Give the listing again in full, exactly as written.

[Extracted records]

--- start ---

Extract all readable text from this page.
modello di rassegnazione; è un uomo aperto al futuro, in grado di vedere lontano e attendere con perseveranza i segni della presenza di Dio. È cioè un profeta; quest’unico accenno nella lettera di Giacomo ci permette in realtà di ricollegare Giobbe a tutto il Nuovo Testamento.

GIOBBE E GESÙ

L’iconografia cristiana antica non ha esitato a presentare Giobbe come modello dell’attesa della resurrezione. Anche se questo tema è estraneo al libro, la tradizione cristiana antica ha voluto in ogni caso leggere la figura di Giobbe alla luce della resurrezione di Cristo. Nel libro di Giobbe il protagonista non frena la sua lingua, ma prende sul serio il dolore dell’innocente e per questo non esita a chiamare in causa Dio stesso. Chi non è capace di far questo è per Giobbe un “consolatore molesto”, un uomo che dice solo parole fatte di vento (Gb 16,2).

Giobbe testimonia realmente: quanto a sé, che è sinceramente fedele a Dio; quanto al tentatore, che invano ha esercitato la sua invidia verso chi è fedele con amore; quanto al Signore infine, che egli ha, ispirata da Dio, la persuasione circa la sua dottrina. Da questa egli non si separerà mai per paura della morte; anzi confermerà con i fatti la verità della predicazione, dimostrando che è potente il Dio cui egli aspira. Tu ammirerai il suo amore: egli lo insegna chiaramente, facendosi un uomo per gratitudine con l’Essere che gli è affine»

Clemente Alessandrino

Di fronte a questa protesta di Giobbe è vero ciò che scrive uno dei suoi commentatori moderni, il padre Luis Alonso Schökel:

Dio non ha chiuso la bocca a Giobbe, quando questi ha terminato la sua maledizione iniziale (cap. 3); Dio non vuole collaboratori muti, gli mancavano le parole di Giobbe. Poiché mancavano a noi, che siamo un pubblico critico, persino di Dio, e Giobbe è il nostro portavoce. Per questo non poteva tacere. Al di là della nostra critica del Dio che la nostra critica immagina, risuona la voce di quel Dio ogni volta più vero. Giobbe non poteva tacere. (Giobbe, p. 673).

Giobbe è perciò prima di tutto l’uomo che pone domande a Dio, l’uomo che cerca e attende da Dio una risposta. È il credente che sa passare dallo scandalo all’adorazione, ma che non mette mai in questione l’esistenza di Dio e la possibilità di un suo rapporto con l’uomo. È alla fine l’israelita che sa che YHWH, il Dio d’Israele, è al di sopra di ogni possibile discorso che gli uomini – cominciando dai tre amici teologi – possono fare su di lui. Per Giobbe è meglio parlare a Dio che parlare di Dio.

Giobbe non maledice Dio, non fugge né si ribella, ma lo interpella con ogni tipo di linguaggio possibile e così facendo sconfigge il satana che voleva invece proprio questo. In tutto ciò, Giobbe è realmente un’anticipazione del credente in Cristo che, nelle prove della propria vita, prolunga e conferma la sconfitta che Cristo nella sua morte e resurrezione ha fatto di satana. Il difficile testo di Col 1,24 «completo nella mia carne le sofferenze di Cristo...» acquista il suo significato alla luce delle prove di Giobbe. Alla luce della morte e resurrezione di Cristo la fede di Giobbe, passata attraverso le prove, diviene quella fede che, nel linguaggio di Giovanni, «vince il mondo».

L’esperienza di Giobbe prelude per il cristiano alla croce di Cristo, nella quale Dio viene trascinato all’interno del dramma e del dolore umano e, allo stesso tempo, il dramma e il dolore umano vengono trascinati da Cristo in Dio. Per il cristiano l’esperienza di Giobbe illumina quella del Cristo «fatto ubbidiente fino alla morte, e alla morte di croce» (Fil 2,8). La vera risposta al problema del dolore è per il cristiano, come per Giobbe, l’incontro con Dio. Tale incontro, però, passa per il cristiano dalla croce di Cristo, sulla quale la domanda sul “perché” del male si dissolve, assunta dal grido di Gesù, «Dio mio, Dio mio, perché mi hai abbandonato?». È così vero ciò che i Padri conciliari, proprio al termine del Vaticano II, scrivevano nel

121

--- end ---

→ **Reply to the task**:
Extract all readable text from this page.
modello di rassegnazione; è un uomo aperto al futuro, in grado di vedere lontano e attendere con perseveranza i segni della presenza di Dio. È cioè un profeta; quest’unico accenno nella lettera di Giacomo ci permette in realtà di ricollegare Giobbe a tutto il Nuovo Testamento.

GIOBBE E GESÙ

L’iconografia cristiana antica non ha esitato a presentare Giobbe come modello dell’attesa della resurrezione. Anche se questo tema è estraneo al libro, la tradizione cristiana antica ha voluto in ogni caso leggere la figura di Giobbe alla luce della resurrezione di Cristo. Nel libro di Giobbe il protagonista non frena la sua lingua, ma prende sul serio il dolore dell’innocente e per questo non esita a chiamare in causa Dio stesso. Chi non è capace di far questo è per Giobbe un “consolatore molesto”, un uomo che dice solo parole fatte di vento (Gb 16,2).

Giobbe testimonia realmente: quanto a sé, che è sinceramente fedele a Dio; quanto al tentatore, che invano ha esercitato la sua invidia verso chi è fedele con amore; quanto al Signore infine, che egli ha, ispirata da Dio, la persuasione circa la sua dottrina. Da questa egli non si separerà mai per paura della morte; anzi confermerà con i fatti la verità della predicazione, dimostrando che è potente il Dio cui egli aspira. Tu ammirerai il suo amore: egli lo insegna chiaramente, facendosi un uomo per gratitudine con l’Essere che gli è affine»

Clemente Alessandrino

Di fronte a questa protesta di Giobbe è vero ciò che scrive uno dei suoi commentatori moderni, il padre Luis Alonso Schökel:

Dio non ha chiuso la bocca a Giobbe, quando questi ha terminato la sua maledizione iniziale (cap. 3); Dio non vuole collaboratori muti, gli mancavano le parole di Giobbe. Poiché mancavano a noi, che siamo un pubblico critico, persino di Dio, e Giobbe è il nostro portavoce. Per questo non poteva tacere. Al di là della nostra critica del Dio che la nostra critica immagina, risuona la voce di quel Dio ogni volta più vero. Giobbe non poteva tacere. (Giobbe, p. 673).

Giobbe è perciò prima di tutto l’uomo che pone domande a Dio, l’uomo che cerca e attende da Dio una risposta. È il credente che sa passare dallo scandalo all’adorazione, ma che non mette mai in questione l’esistenza di Dio e la possibilità di un suo rapporto con l’uomo. È alla fine l’israelita che sa che YHWH, il Dio d’Israele, è al di sopra di ogni possibile discorso che gli uomini – cominciando dai tre amici teologi – possono fare su di lui. Per Giobbe è meglio parlare a Dio che parlare di Dio.

Giobbe non maledice Dio, non fugge né si ribella, ma lo interpella con ogni tipo di linguaggio possibile e così facendo sconfigge il satana che voleva invece proprio questo. In tutto ciò, Giobbe è realmente un’anticipazione del credente in Cristo che, nelle prove della propria vita, prolunga e conferma la sconfitta che Cristo nella sua morte e resurrezione ha fatto di satana. Il difficile testo di Col 1,24 «completo nella mia carne le sofferenze di Cristo...» acquista il suo significato alla luce delle prove di Giobbe. Alla luce della morte e resurrezione di Cristo la fede di Giobbe, passata attraverso le prove, diviene quella fede che, nel linguaggio di Giovanni, «vince il mondo».

L’esperienza di Giobbe prelude per il cristiano alla croce di Cristo, nella quale Dio viene trascinato all’interno del dramma e del dolore umano e, allo stesso tempo, il dramma e il dolore umano vengono trascinati da Cristo in Dio. Per il cristiano l’esperienza di Giobbe illumina quella del Cristo «fatto ubbidiente fino alla morte, e alla morte di croce» (Fil 2,8). La vera risposta al problema del dolore è per il cristiano, come per Giobbe, l’incontro con Dio. Tale incontro, però, passa per il cristiano dalla croce di Cristo, sulla quale la domanda sul “perché” del male si dissolve, assunta dal grido di Gesù, «Dio mio, Dio mio, perché mi hai abbandonato?». È così vero ciò che i Padri conciliari, proprio al termine del Vaticano II, scrivevano nel

121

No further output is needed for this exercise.